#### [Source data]
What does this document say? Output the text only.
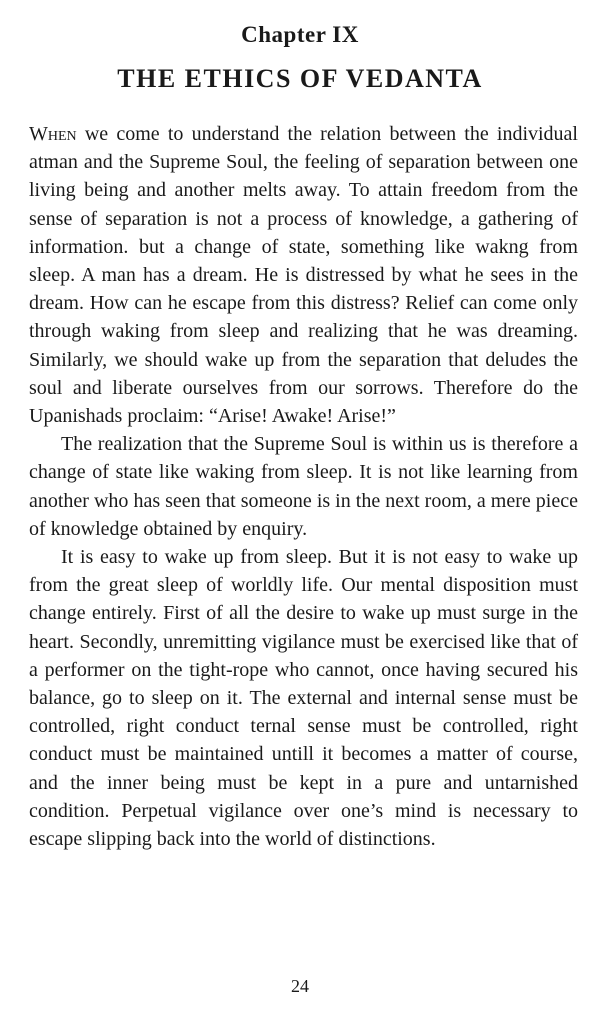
Chapter IX
THE ETHICS OF VEDANTA

When we come to understand the relation between the individual atman and the Supreme Soul, the feeling of separation between one living being and another melts away. To attain freedom from the sense of separation is not a process of knowledge, a gathering of information. but a change of state, something like wakng from sleep. A man has a dream. He is distressed by what he sees in the dream. How can he escape from this distress? Relief can come only through waking from sleep and realizing that he was dreaming. Similarly, we should wake up from the separation that deludes the soul and liberate ourselves from our sorrows. Therefore do the Upanishads proclaim: “Arise! Awake! Arise!”

The realization that the Supreme Soul is within us is therefore a change of state like waking from sleep. It is not like learning from another who has seen that someone is in the next room, a mere piece of knowledge obtained by enquiry.

It is easy to wake up from sleep. But it is not easy to wake up from the great sleep of worldly life. Our mental disposition must change entirely. First of all the desire to wake up must surge in the heart. Secondly, unremitting vigilance must be exercised like that of a performer on the tight-rope who cannot, once having secured his balance, go to sleep on it. The external and internal sense must be controlled, right conduct ternal sense must be controlled, right conduct must be maintained untill it becomes a matter of course, and the inner being must be kept in a pure and untarnished condition. Perpetual vigilance over one’s mind is necessary to escape slipping back into the world of distinctions.

24
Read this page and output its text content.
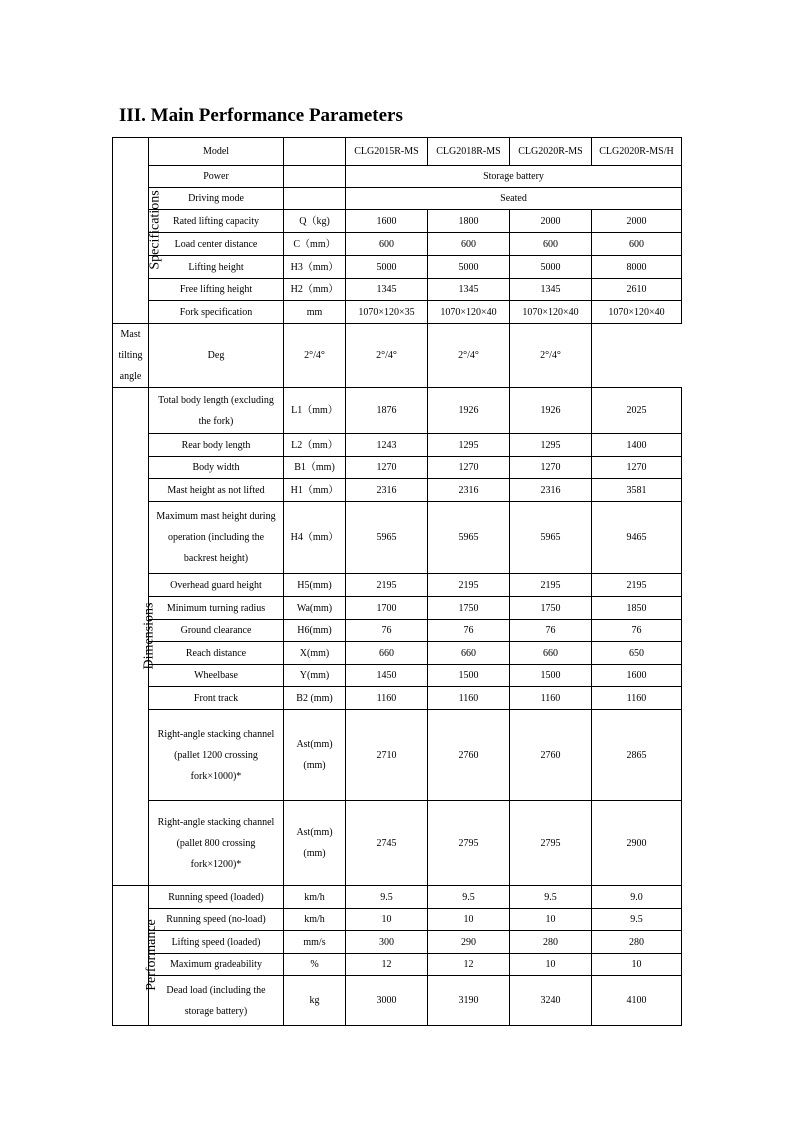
III. Main Performance Parameters
Specifications	Model		CLG2015R-MS	CLG2018R-MS	CLG2020R-MS	CLG2020R-MS/H
	Power		Storage battery			
	Driving mode		Seated			
	Rated lifting capacity	Q（kg)	1600	1800	2000	2000
	Load center distance	C（mm）	600	600	600	600
	Lifting height	H3（mm）	5000	5000	5000	8000
	Free lifting height	H2（mm）	1345	1345	1345	2610
	Fork specification	mm	1070×120×35	1070×120×40	1070×120×40	1070×120×40
Mast tilting angle	Deg	2°/4°	2°/4°	2°/4°	2°/4°	
Dimensions	Total body length (excluding the fork)	L1（mm）	1876	1926	1926	2025
	Rear body length	L2（mm）	1243	1295	1295	1400
	Body width	B1（mm)	1270	1270	1270	1270
	Mast height as not lifted	H1（mm）	2316	2316	2316	3581
	Maximum mast height during operation (including the backrest height)	H4（mm）	5965	5965	5965	9465
	Overhead guard height	H5(mm)	2195	2195	2195	2195
	Minimum turning radius	Wa(mm)	1700	1750	1750	1850
	Ground clearance	H6(mm)	76	76	76	76
	Reach distance	X(mm)	660	660	660	650
	Wheelbase	Y(mm)	1450	1500	1500	1600
	Front track	B2 (mm)	1160	1160	1160	1160
	Right-angle stacking channel (pallet 1200 crossing fork×1000)*	Ast(mm) (mm)	2710	2760	2760	2865
	Right-angle stacking channel (pallet 800 crossing fork×1200)*	Ast(mm) (mm)	2745	2795	2795	2900
Performance	Running speed (loaded)	km/h	9.5	9.5	9.5	9.0
	Running speed (no-load)	km/h	10	10	10	9.5
	Lifting speed (loaded)	mm/s	300	290	280	280
	Maximum gradeability	%	12	12	10	10
	Dead load (including the storage battery)	kg	3000	3190	3240	4100
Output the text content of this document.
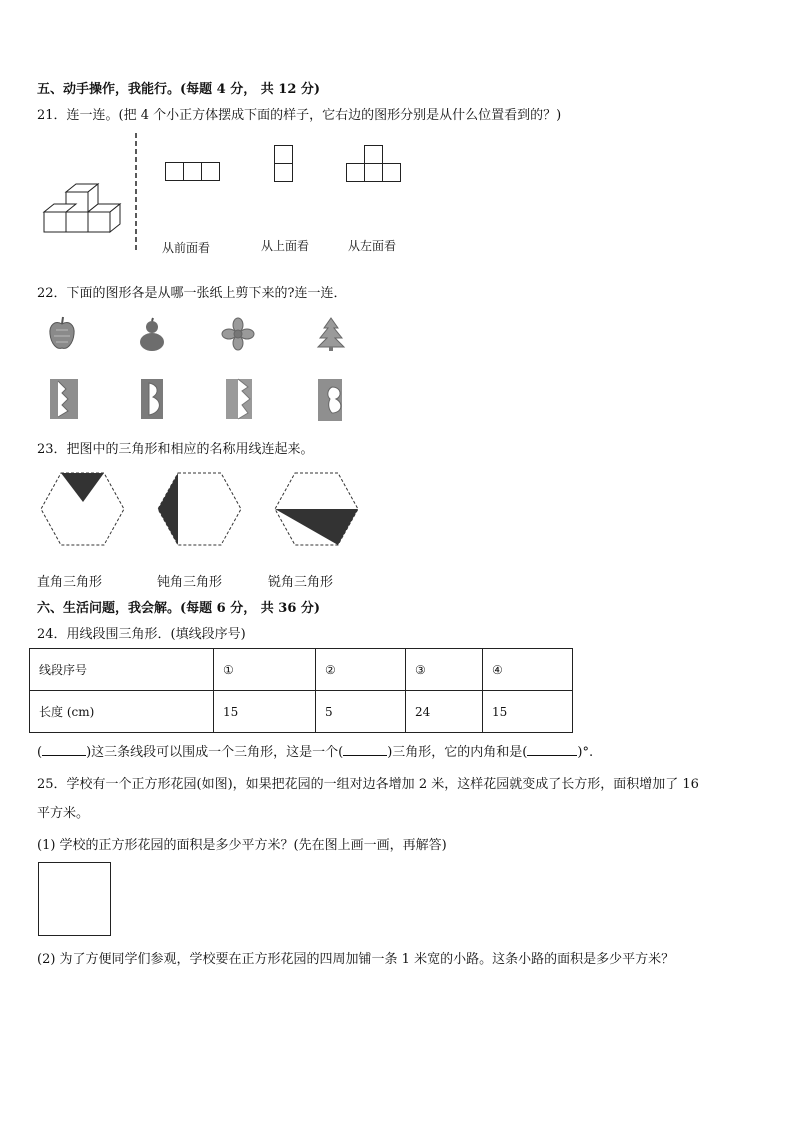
五、动手操作，我能行。(每题 4 分， 共 12 分)
21．连一连。(把 4 个小正方体摆成下面的样子，它右边的图形分别是从什么位置看到的？)
从前面看	从上面看	从左面看
22．下面的图形各是从哪一张纸上剪下来的?连一连．
23．把图中的三角形和相应的名称用线连起来。
直角三角形	钝角三角形	锐角三角形
六、生活问题，我会解。(每题 6 分， 共 36 分)
24．用线段围三角形．(填线段序号)
线段序号	①	②	③	④
长度 (cm)	15	5	24	15
(	)这三条线段可以围成一个三角形，这是一个(	)三角形，它的内角和是(	)°.
25．学校有一个正方形花园(如图)，如果把花园的一组对边各增加 2 米，这样花园就变成了长方形，面积增加了 16
平方米。
(1) 学校的正方形花园的面积是多少平方米？(先在图上画一画，再解答)
(2) 为了方便同学们参观，学校要在正方形花园的四周加铺一条 1 米宽的小路。这条小路的面积是多少平方米？
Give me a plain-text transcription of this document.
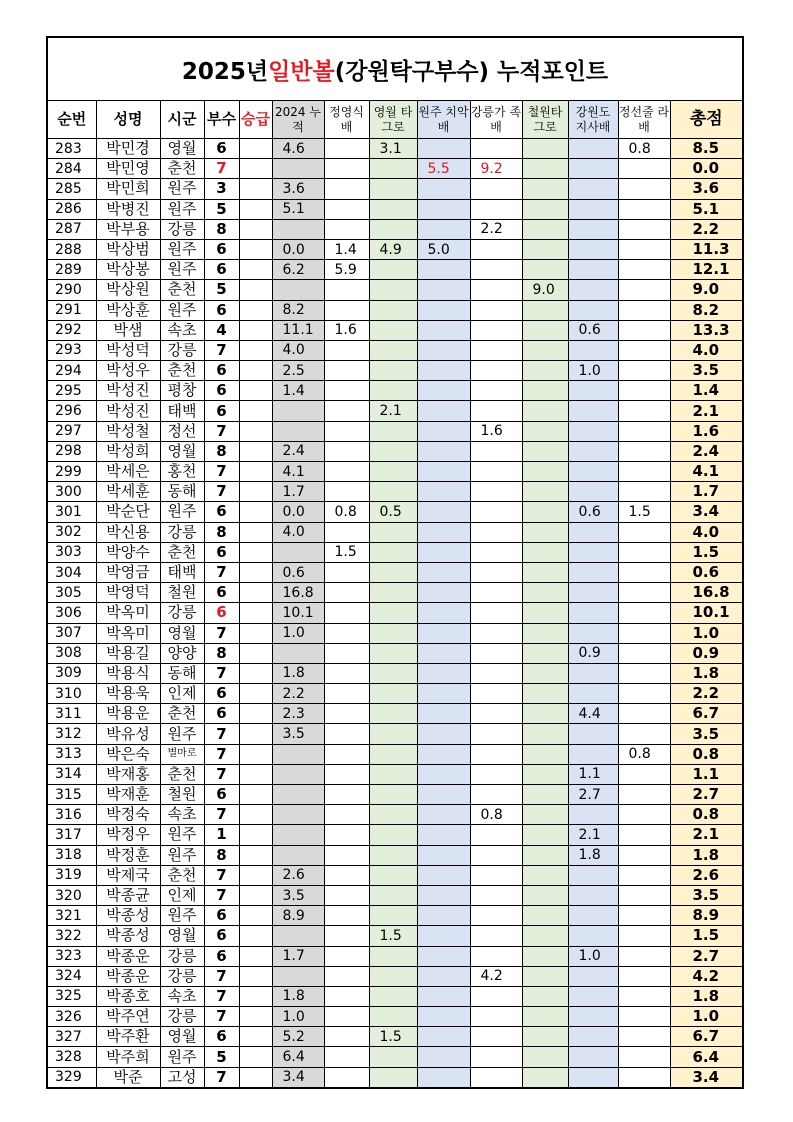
2025년 일반볼 (강원탁구부수) 누적포인트
순번	성명	시군	부수	승급	2024 누적	정영식 배	영월 타그로	원주 치악배	강릉가 족배	철원타 그로	강원도 지사배	정선줄 라배	총점
283	박민경	영월	6		4.6		3.1					0.8	8.5
284	박민영	춘천	7					5.5	9.2				0.0
285	박민희	원주	3		3.6								3.6
286	박병진	원주	5		5.1								5.1
287	박부용	강릉	8						2.2				2.2
288	박상범	원주	6		0.0	1.4	4.9	5.0					11.3
289	박상봉	원주	6		6.2	5.9							12.1
290	박상원	춘천	5							9.0			9.0
291	박상훈	원주	6		8.2								8.2
292	박샘	속초	4		11.1	1.6					0.6		13.3
293	박성덕	강릉	7		4.0								4.0
294	박성우	춘천	6		2.5						1.0		3.5
295	박성진	평창	6		1.4								1.4
296	박성진	태백	6				2.1						2.1
297	박성철	정선	7						1.6				1.6
298	박성희	영월	8		2.4								2.4
299	박세은	홍천	7		4.1								4.1
300	박세훈	동해	7		1.7								1.7
301	박순단	원주	6		0.0	0.8	0.5				0.6	1.5	3.4
302	박신용	강릉	8		4.0								4.0
303	박양수	춘천	6			1.5							1.5
304	박영금	태백	7		0.6								0.6
305	박영덕	철원	6		16.8								16.8
306	박옥미	강릉	6		10.1								10.1
307	박옥미	영월	7		1.0								1.0
308	박용길	양양	8								0.9		0.9
309	박용식	동해	7		1.8								1.8
310	박용욱	인제	6		2.2								2.2
311	박용운	춘천	6		2.3						4.4		6.7
312	박유성	원주	7		3.5								3.5
313	박은숙	별마로	7									0.8	0.8
314	박재홍	춘천	7								1.1		1.1
315	박재훈	철원	6								2.7		2.7
316	박정숙	속초	7						0.8				0.8
317	박정우	원주	1								2.1		2.1
318	박정훈	원주	8								1.8		1.8
319	박제국	춘천	7		2.6								2.6
320	박종균	인제	7		3.5								3.5
321	박종성	원주	6		8.9								8.9
322	박종성	영월	6				1.5						1.5
323	박종운	강릉	6		1.7						1.0		2.7
324	박종운	강릉	7						4.2				4.2
325	박종호	속초	7		1.8								1.8
326	박주연	강릉	7		1.0								1.0
327	박주환	영월	6		5.2		1.5						6.7
328	박주희	원주	5		6.4								6.4
329	박준	고성	7		3.4								3.4
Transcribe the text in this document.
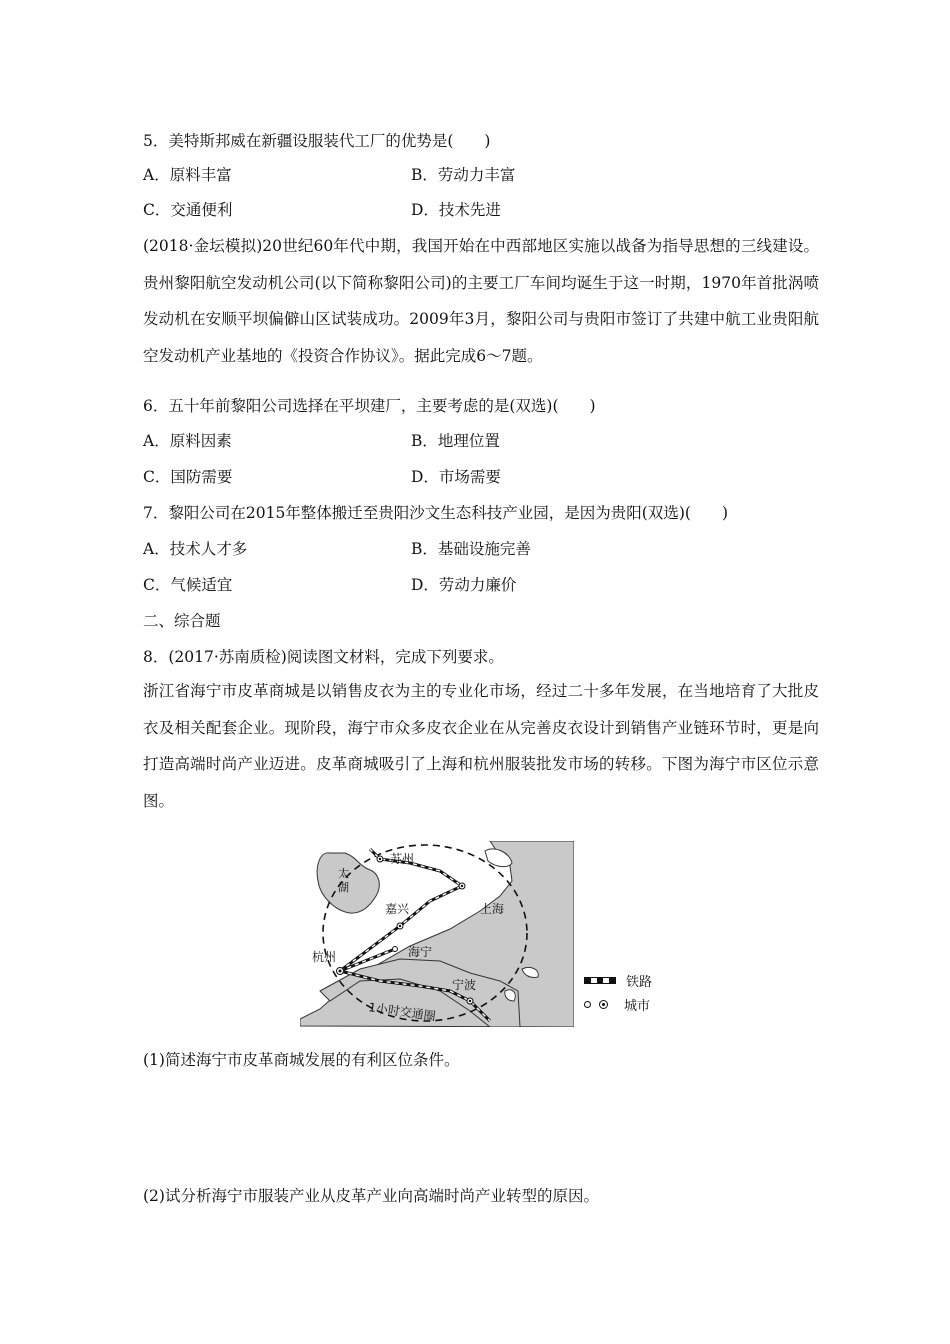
5．美特斯邦威在新疆设服装代工厂的优势是(　　)
A．原料丰富	B．劳动力丰富
C．交通便利	D．技术先进
(2018·金坛模拟)20世纪60年代中期，我国开始在中西部地区实施以战备为指导思想的三线建设。贵州黎阳航空发动机公司(以下简称黎阳公司)的主要工厂车间均诞生于这一时期，1970年首批涡喷发动机在安顺平坝偏僻山区试装成功。2009年3月，黎阳公司与贵阳市签订了共建中航工业贵阳航空发动机产业基地的《投资合作协议》。据此完成6～7题。
6．五十年前黎阳公司选择在平坝建厂，主要考虑的是(双选)(　　)
A．原料因素	B．地理位置
C．国防需要	D．市场需要
7．黎阳公司在2015年整体搬迁至贵阳沙文生态科技产业园，是因为贵阳(双选)(　　)
A．技术人才多	B．基础设施完善
C．气候适宜	D．劳动力廉价
二、综合题
8．(2017·苏南质检)阅读图文材料，完成下列要求。
浙江省海宁市皮革商城是以销售皮衣为主的专业化市场，经过二十多年发展，在当地培育了大批皮衣及相关配套企业。现阶段，海宁市众多皮衣企业在从完善皮衣设计到销售产业链环节时，更是向打造高端时尚产业迈进。皮革商城吸引了上海和杭州服装批发市场的转移。下图为海宁市区位示意图。
苏州
太
湖
上海
嘉兴
海宁
杭州
宁波
1小时交通圈
铁路
城市
(1)简述海宁市皮革商城发展的有利区位条件。
(2)试分析海宁市服装产业从皮革产业向高端时尚产业转型的原因。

#### [Your instructions]
Tally the lines of the listing above that include the word "angle". Answer with the number alone.

#### [Solution to the exercise]
3